--- start of ENTRIES SUPPLIED ---

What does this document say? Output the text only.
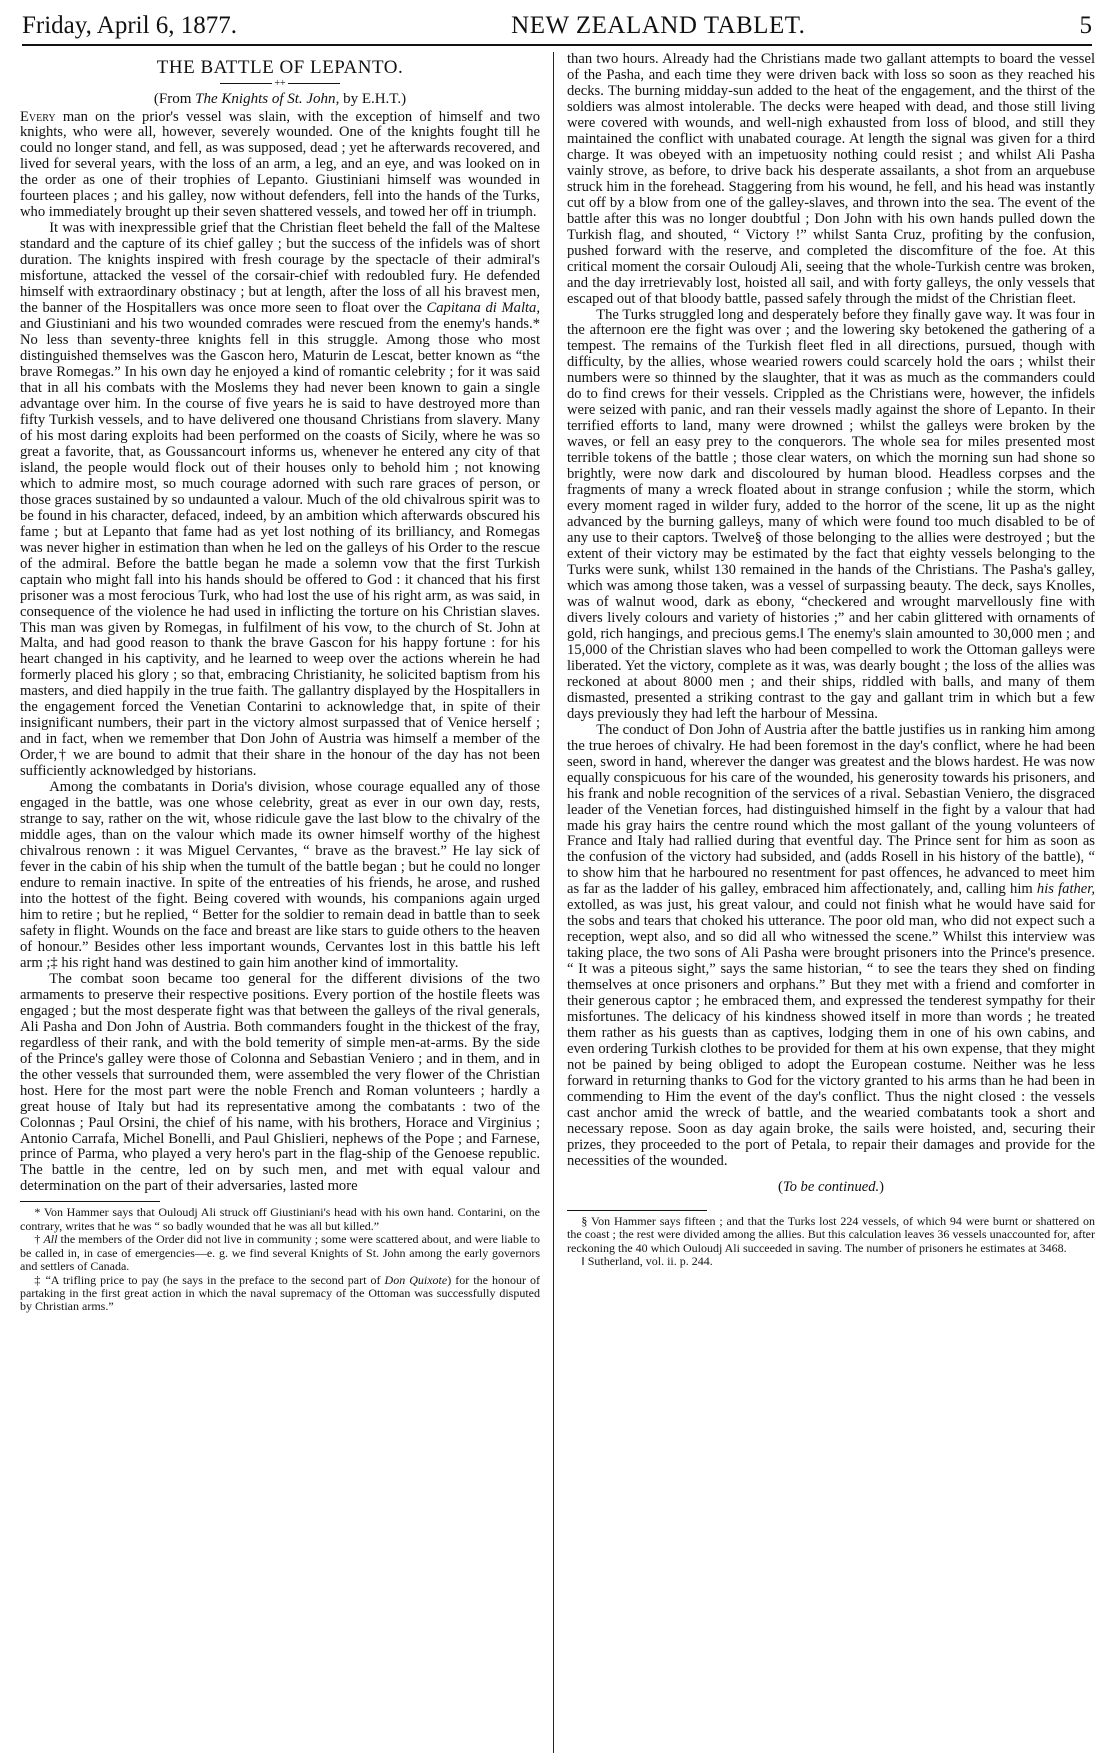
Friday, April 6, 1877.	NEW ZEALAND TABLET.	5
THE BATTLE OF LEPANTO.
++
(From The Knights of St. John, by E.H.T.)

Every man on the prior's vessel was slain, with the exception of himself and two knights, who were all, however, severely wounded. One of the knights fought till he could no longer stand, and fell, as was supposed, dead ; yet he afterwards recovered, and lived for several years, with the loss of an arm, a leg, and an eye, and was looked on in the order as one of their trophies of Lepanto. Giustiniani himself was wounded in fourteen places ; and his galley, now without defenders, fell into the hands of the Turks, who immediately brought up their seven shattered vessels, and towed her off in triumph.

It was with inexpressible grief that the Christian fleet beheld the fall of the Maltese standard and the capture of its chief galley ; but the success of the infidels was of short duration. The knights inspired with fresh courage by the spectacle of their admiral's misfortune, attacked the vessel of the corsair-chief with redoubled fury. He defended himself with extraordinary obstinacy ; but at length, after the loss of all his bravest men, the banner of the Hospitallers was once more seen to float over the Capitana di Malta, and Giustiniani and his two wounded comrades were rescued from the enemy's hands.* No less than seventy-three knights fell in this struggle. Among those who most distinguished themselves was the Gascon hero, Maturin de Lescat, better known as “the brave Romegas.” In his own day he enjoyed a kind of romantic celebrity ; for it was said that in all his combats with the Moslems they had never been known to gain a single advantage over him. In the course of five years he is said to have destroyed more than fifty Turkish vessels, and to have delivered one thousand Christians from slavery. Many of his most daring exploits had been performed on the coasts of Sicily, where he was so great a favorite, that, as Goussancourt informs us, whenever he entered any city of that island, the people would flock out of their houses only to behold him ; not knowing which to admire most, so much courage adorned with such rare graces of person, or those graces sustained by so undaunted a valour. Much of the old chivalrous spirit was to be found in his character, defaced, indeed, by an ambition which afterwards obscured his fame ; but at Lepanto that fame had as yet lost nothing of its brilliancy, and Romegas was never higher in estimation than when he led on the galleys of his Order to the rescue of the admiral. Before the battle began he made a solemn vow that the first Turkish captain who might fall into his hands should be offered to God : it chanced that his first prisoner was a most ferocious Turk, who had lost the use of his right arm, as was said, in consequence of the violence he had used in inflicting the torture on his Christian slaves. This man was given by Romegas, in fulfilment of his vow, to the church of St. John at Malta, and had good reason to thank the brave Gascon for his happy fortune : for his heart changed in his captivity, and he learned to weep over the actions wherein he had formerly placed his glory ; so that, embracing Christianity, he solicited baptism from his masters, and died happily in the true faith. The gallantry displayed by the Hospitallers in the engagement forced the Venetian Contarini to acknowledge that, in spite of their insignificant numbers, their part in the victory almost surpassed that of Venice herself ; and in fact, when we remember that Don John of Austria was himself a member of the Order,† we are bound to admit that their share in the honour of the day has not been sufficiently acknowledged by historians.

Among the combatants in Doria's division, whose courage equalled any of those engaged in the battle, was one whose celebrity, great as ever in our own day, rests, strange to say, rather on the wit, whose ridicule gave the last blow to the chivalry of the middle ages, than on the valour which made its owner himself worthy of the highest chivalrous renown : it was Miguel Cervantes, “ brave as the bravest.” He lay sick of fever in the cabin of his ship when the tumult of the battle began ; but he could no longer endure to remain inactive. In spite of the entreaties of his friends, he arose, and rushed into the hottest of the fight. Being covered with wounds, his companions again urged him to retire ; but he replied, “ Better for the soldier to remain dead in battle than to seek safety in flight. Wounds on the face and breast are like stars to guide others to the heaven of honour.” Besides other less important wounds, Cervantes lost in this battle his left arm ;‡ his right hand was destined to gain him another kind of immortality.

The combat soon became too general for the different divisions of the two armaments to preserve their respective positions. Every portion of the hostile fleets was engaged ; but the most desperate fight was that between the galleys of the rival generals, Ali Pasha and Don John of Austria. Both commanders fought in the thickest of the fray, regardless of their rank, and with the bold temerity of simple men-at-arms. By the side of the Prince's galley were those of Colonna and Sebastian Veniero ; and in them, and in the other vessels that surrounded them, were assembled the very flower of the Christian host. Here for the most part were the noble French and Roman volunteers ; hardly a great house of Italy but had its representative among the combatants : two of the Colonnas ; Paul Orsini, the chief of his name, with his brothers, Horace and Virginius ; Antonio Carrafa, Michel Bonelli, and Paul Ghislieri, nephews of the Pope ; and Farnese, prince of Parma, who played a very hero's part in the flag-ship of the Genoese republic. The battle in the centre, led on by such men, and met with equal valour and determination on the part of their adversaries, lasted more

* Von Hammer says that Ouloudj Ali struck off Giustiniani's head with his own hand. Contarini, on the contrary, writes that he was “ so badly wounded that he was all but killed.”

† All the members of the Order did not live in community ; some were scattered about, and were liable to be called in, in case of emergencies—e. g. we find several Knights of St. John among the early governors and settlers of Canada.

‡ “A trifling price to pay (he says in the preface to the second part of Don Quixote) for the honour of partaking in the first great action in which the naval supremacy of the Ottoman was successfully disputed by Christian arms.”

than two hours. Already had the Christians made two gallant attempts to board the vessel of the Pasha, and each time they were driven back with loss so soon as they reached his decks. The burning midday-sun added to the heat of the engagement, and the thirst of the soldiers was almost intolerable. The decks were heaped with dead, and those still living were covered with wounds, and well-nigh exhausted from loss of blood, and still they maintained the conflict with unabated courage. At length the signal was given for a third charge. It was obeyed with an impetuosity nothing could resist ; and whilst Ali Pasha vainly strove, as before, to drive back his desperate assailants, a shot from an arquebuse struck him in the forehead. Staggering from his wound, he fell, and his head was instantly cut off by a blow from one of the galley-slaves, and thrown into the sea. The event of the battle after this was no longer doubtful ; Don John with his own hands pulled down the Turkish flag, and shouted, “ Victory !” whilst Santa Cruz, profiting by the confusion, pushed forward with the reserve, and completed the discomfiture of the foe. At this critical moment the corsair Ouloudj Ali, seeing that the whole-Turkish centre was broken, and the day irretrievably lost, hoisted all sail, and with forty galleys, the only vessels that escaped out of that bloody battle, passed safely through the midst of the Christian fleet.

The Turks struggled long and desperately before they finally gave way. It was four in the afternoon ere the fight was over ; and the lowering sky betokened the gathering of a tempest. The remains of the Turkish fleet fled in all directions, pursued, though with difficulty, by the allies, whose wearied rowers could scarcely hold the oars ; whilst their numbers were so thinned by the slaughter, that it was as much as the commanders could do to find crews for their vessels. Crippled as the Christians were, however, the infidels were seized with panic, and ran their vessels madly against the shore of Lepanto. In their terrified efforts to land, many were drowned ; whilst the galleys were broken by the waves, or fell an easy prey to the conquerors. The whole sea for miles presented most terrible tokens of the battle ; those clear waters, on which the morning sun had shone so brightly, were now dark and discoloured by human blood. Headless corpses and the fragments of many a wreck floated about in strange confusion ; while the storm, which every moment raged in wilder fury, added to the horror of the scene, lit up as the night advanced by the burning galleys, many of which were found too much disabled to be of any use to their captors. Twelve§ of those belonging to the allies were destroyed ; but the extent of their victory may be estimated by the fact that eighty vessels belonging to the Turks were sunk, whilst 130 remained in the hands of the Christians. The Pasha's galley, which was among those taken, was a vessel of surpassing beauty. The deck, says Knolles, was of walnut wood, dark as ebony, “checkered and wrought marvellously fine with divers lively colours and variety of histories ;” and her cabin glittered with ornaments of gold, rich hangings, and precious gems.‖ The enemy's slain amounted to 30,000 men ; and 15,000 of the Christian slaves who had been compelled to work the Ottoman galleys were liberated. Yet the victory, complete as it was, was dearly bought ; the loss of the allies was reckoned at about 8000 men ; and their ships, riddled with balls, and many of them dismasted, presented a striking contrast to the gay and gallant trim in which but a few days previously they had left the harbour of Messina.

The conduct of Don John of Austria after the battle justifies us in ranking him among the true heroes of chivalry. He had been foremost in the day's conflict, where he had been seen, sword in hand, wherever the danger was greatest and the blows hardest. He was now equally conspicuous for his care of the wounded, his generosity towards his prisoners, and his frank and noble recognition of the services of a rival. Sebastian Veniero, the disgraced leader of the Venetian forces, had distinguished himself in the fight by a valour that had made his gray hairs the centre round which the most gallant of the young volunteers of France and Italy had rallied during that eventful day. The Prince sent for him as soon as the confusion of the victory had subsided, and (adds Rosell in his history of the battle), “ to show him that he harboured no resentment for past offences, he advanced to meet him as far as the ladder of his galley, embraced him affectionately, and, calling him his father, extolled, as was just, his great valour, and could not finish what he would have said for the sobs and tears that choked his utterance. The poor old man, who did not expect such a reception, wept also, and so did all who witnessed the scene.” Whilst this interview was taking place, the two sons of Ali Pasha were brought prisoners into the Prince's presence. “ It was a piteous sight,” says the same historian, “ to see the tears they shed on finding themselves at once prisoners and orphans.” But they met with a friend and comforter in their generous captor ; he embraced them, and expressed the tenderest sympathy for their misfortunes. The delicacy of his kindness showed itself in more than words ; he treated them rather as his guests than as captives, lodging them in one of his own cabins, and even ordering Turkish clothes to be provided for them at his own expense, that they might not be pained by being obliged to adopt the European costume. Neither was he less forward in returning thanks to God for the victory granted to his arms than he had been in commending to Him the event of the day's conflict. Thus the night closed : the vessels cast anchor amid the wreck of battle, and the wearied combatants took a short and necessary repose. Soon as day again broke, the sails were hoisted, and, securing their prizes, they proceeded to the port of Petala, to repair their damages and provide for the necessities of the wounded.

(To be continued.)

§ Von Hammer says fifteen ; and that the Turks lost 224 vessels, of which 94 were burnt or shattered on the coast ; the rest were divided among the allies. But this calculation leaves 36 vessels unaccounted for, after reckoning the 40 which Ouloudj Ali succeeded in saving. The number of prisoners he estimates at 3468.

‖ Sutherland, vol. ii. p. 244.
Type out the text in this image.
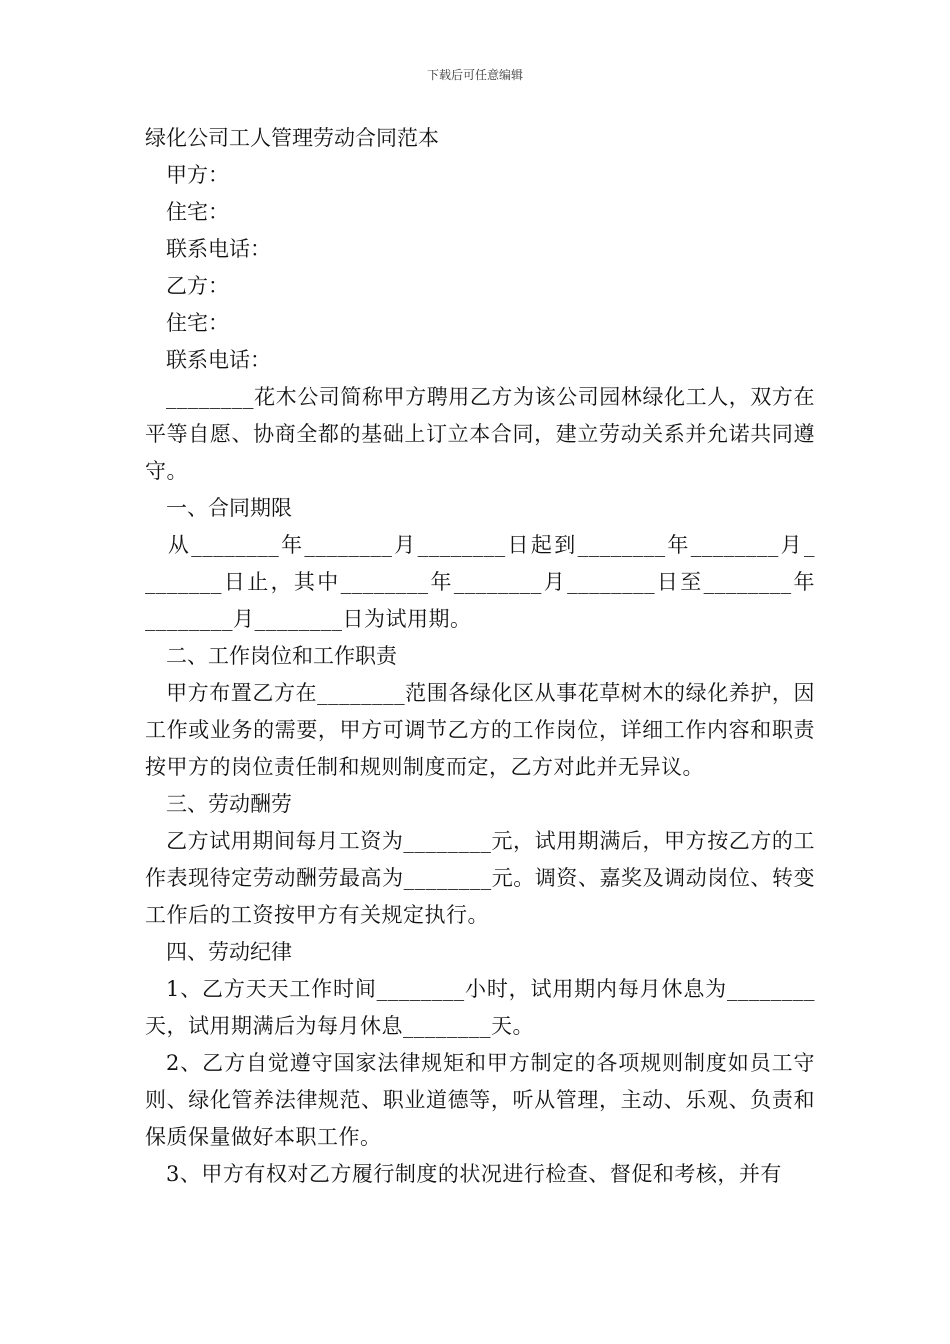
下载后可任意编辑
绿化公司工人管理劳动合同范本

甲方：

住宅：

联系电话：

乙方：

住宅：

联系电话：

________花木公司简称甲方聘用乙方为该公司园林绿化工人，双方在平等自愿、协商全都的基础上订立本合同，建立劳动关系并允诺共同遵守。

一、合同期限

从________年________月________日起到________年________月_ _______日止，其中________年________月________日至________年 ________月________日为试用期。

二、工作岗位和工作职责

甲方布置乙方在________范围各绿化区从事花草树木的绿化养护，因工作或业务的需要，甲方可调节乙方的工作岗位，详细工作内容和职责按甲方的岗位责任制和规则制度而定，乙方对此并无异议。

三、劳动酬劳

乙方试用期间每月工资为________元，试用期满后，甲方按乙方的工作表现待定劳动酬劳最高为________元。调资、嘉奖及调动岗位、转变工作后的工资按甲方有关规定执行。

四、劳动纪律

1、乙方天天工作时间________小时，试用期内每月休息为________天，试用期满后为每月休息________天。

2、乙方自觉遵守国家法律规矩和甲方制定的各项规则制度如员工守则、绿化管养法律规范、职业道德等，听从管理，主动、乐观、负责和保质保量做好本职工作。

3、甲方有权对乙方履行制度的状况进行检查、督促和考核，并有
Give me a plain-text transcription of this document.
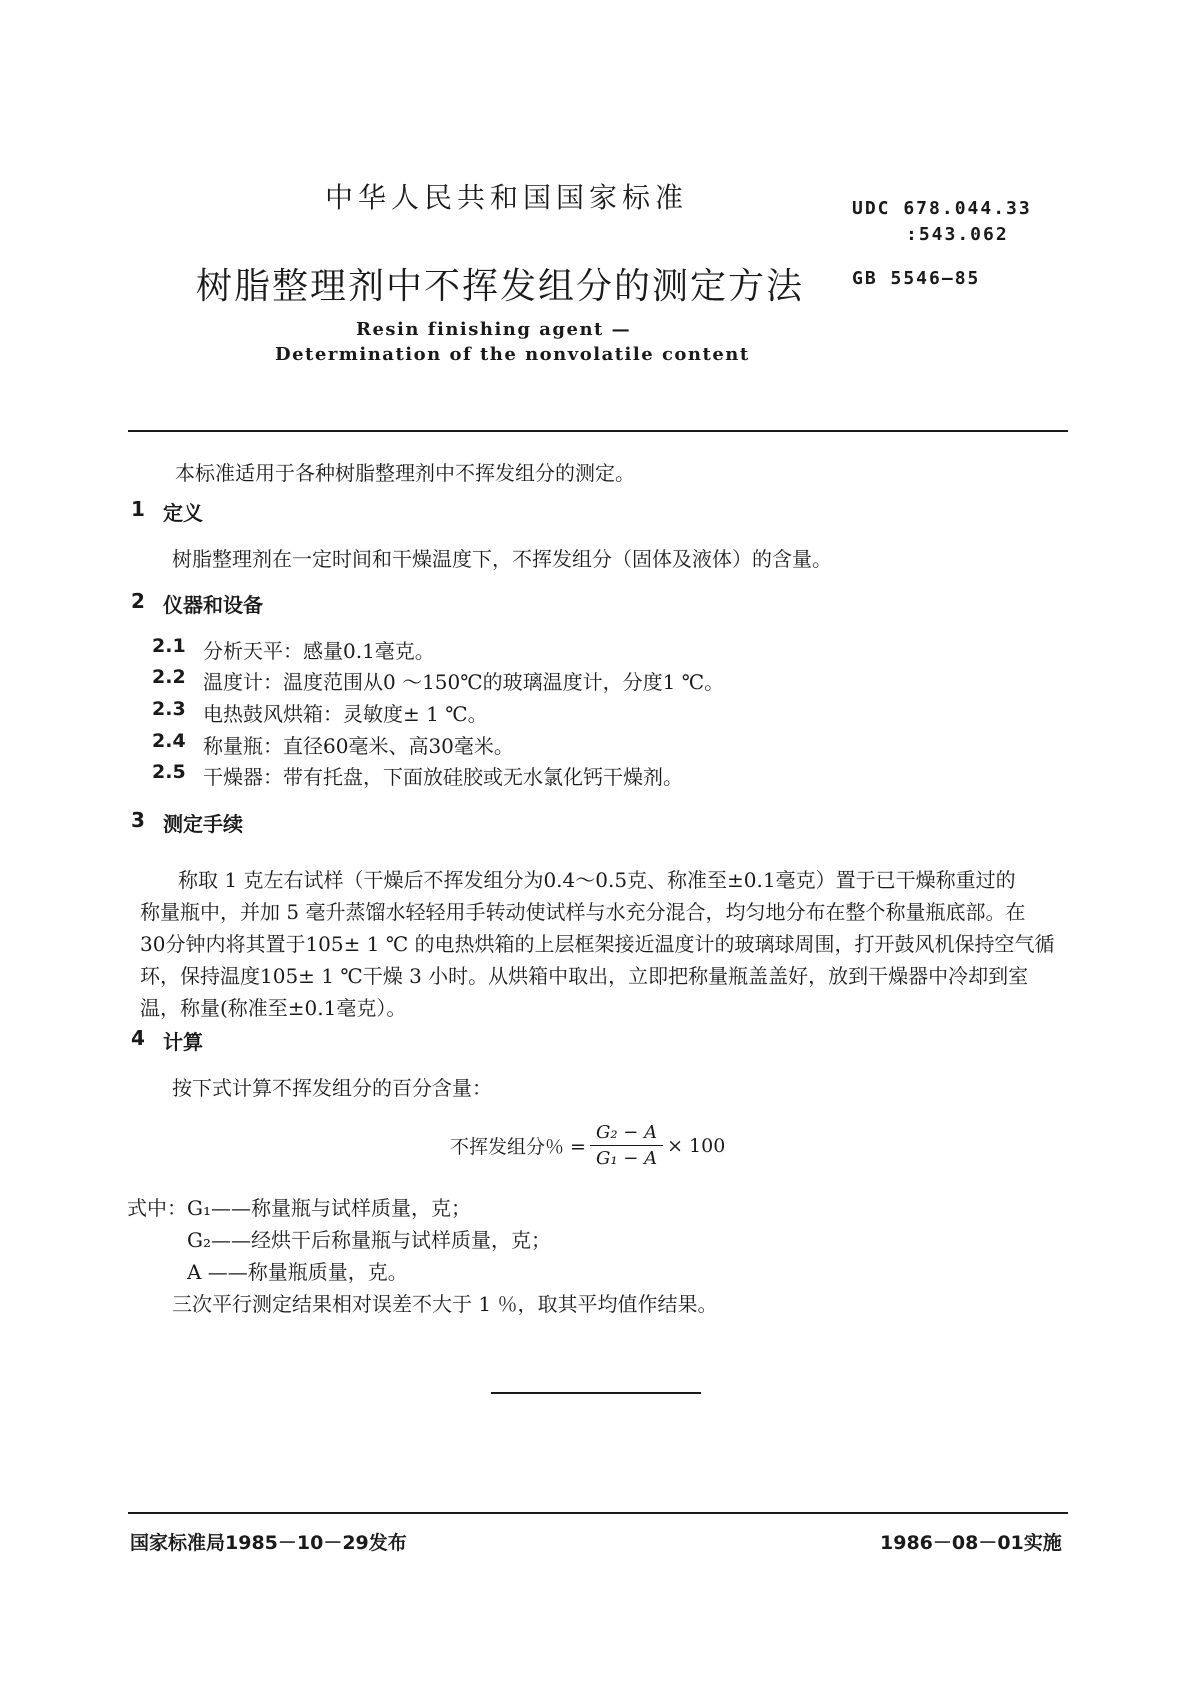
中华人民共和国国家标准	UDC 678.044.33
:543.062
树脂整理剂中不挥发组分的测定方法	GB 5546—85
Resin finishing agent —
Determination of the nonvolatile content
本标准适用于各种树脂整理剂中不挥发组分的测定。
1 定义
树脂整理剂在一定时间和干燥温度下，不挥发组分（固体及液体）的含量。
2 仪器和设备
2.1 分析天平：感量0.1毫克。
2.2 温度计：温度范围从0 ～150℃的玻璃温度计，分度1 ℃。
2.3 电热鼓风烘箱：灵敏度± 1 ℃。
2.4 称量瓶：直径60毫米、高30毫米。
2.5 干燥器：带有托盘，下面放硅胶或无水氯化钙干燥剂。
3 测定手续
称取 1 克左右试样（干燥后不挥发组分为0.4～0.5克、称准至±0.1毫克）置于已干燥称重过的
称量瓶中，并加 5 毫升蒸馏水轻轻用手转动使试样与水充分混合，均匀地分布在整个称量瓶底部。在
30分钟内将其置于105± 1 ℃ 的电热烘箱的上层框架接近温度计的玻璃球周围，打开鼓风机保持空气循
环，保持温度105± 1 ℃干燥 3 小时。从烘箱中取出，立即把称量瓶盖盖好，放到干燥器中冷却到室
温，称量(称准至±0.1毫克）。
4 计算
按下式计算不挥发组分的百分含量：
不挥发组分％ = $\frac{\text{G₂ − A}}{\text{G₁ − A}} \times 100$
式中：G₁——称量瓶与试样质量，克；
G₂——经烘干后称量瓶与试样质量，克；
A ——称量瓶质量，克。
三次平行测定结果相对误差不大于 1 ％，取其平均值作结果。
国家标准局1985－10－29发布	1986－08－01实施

--- end of ENTRIES SUPPLIED ---

Out of the material above, gather each line where "Hammer" appears.

* Von Hammer says that Ouloudj Ali struck off Giustiniani's head with his own hand. Contarini, on the contrary, writes that he was “ so badly wounded that he was all but killed.”
§ Von Hammer says fifteen ; and that the Turks lost 224 vessels, of which 94 were burnt or shattered on the coast ; the rest were divided among the allies. But this calculation leaves 36 vessels unaccounted for, after reckoning the 40 which Ouloudj Ali succeeded in saving. The number of prisoners he estimates at 3468.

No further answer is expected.